■ **Stated task**
Below are records. Copy every line with "ylabel" in it.

Excerpt from a dataset:
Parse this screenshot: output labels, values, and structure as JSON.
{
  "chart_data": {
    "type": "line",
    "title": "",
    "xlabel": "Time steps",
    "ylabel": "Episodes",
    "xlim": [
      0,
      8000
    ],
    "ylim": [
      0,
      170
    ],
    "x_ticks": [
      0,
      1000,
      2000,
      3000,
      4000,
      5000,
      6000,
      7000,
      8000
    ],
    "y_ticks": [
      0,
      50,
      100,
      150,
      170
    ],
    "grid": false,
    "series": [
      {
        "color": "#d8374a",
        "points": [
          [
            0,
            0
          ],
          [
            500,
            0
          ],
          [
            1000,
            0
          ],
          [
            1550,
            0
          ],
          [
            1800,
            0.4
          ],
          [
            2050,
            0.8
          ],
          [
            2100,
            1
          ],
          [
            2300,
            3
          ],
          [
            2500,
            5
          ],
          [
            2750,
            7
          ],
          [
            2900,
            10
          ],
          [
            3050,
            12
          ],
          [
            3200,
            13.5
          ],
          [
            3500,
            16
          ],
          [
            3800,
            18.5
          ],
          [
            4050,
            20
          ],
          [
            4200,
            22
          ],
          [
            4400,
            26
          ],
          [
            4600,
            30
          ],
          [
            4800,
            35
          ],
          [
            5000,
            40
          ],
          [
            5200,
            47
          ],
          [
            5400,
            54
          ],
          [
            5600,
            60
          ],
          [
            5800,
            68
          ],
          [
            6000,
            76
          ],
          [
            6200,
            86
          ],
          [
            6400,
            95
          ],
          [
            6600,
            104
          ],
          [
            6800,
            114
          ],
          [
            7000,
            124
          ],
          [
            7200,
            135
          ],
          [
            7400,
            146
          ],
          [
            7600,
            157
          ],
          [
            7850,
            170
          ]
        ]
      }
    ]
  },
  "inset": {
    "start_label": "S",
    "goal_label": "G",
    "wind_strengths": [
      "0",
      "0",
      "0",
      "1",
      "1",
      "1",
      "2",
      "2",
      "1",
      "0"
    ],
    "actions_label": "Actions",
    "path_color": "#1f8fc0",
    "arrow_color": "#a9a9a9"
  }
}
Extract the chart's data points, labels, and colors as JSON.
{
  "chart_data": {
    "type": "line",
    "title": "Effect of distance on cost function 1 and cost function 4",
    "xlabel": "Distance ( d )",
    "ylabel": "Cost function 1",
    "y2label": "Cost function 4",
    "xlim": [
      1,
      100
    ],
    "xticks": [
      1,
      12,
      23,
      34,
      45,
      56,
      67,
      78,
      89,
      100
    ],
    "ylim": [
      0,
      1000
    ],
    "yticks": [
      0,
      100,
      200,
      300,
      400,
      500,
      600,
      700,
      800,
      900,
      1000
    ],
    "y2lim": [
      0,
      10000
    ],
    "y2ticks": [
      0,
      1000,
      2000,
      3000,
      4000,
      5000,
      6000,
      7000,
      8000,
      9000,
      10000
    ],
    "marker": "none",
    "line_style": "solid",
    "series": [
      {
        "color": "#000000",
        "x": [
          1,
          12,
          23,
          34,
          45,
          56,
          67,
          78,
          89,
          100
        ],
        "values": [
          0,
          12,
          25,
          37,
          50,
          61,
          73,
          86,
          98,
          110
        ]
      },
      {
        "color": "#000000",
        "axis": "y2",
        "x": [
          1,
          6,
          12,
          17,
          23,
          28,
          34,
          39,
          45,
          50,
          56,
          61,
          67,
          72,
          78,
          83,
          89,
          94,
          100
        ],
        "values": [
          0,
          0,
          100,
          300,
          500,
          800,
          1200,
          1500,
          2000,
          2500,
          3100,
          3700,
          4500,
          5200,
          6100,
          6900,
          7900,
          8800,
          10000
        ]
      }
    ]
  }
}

■ **Task output**
    "ylabel": "Episodes",
    "ylabel": "Cost function 1",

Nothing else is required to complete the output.